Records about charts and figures
☆ ☆ ☆ ☆ ☆ ☆ ☆

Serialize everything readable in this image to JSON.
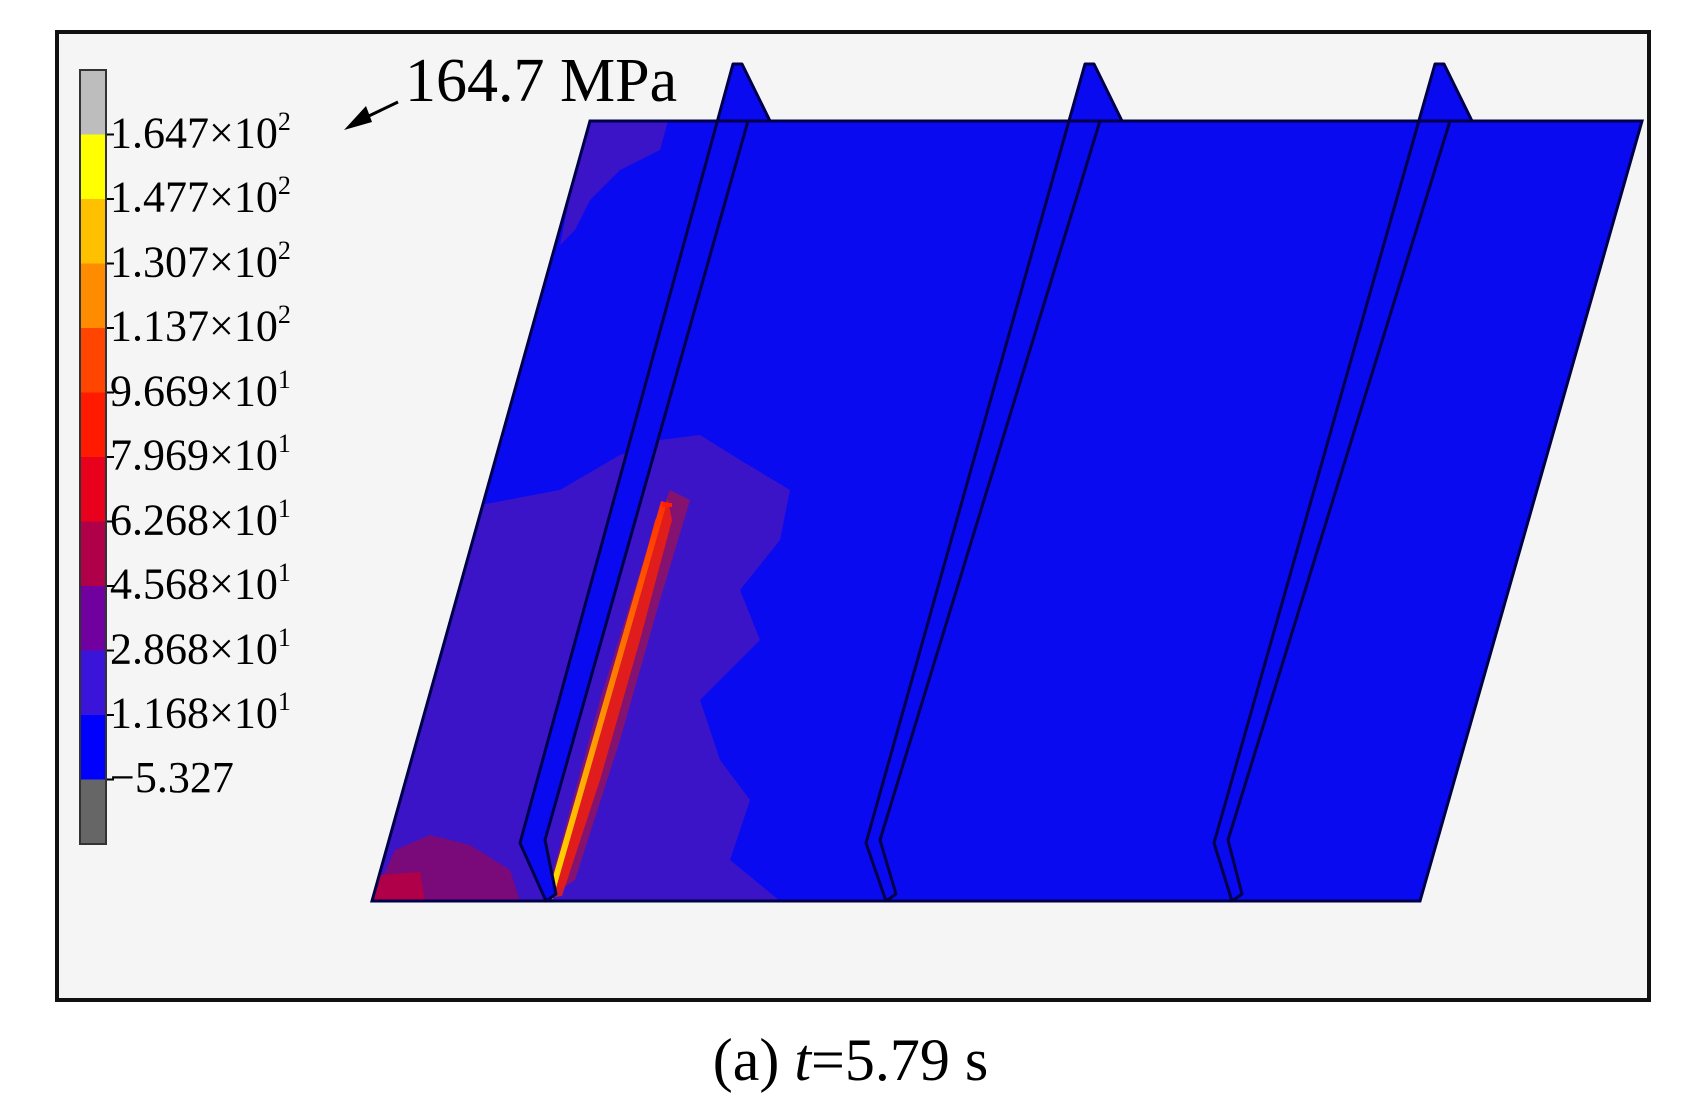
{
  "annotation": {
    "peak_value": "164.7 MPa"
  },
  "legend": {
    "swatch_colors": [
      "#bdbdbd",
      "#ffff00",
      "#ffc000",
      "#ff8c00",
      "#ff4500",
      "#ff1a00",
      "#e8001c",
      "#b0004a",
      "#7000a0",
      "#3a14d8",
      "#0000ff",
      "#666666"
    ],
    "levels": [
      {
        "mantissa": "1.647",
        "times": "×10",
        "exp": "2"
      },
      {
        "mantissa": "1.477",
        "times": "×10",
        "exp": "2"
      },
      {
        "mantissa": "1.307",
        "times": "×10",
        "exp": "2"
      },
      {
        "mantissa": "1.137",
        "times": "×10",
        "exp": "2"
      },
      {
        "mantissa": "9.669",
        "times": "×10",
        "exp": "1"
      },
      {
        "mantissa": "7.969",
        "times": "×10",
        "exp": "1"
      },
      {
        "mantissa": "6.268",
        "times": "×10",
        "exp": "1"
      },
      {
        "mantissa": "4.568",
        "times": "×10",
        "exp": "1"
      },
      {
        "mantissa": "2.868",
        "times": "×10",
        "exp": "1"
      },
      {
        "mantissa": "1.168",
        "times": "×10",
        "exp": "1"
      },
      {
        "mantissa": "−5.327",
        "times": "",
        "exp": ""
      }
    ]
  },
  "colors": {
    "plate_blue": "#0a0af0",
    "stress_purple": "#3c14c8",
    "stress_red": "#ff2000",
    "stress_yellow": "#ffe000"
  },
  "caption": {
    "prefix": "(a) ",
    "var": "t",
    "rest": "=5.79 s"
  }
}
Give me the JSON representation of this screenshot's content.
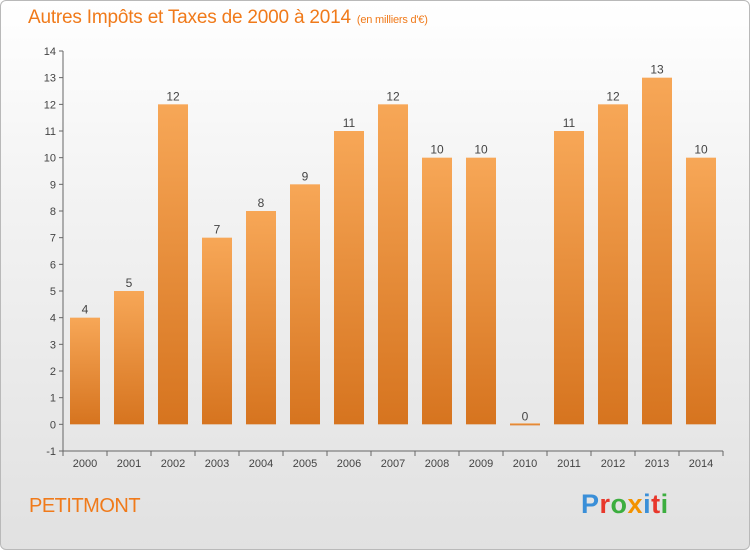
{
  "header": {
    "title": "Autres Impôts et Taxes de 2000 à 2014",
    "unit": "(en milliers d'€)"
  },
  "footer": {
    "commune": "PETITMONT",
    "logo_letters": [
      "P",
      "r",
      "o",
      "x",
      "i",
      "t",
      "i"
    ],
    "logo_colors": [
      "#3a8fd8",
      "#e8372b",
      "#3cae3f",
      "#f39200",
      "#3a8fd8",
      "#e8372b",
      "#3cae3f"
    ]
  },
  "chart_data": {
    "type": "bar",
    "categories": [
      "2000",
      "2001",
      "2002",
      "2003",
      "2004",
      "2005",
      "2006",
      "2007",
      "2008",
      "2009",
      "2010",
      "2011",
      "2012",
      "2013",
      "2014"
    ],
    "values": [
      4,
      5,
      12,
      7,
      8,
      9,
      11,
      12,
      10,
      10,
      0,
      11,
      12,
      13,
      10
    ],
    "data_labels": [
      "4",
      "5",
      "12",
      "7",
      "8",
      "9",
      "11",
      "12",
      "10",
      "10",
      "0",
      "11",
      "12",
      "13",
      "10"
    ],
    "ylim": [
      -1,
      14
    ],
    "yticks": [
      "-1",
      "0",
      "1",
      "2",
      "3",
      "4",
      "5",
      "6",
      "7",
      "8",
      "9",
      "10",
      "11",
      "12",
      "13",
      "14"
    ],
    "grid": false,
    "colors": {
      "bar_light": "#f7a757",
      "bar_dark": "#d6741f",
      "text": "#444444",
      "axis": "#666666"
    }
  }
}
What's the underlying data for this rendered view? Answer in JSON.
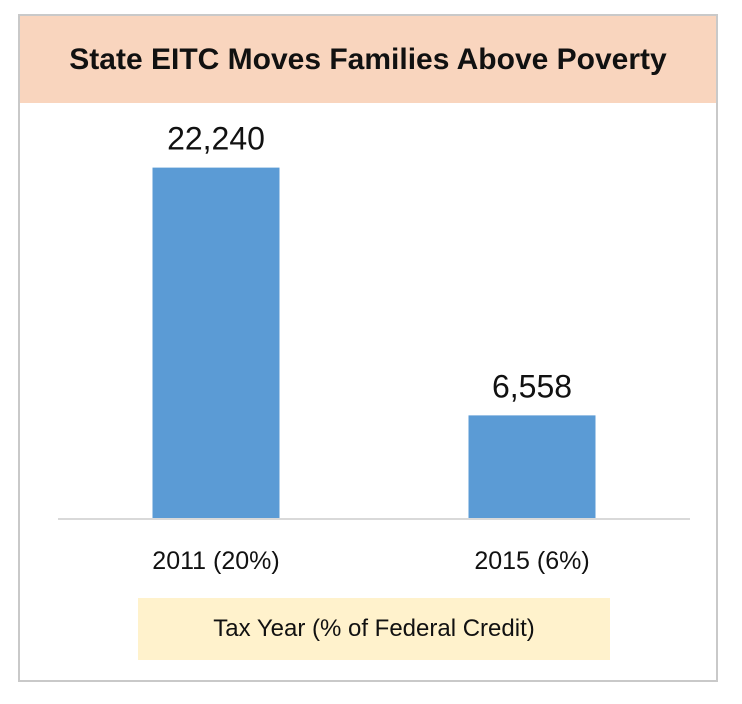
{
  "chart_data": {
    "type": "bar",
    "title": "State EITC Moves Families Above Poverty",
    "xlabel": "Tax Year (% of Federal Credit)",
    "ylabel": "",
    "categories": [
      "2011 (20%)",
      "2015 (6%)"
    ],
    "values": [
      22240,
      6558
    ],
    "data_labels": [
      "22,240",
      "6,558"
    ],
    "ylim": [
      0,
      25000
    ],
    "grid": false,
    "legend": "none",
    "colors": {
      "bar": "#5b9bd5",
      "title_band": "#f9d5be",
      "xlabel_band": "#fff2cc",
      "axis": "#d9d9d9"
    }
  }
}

☆ ☆ ☆ ☆ ☆ ☆ ☆

* _GIVEN TASK_
Where a line above contains the word "this", copy that line.

* _THE SOLUTION_
Serialize everything readable in this image to JSON.
Give me the JSON representation of this screenshot's content.
What's the underlying data for this rendered view? Answer in JSON.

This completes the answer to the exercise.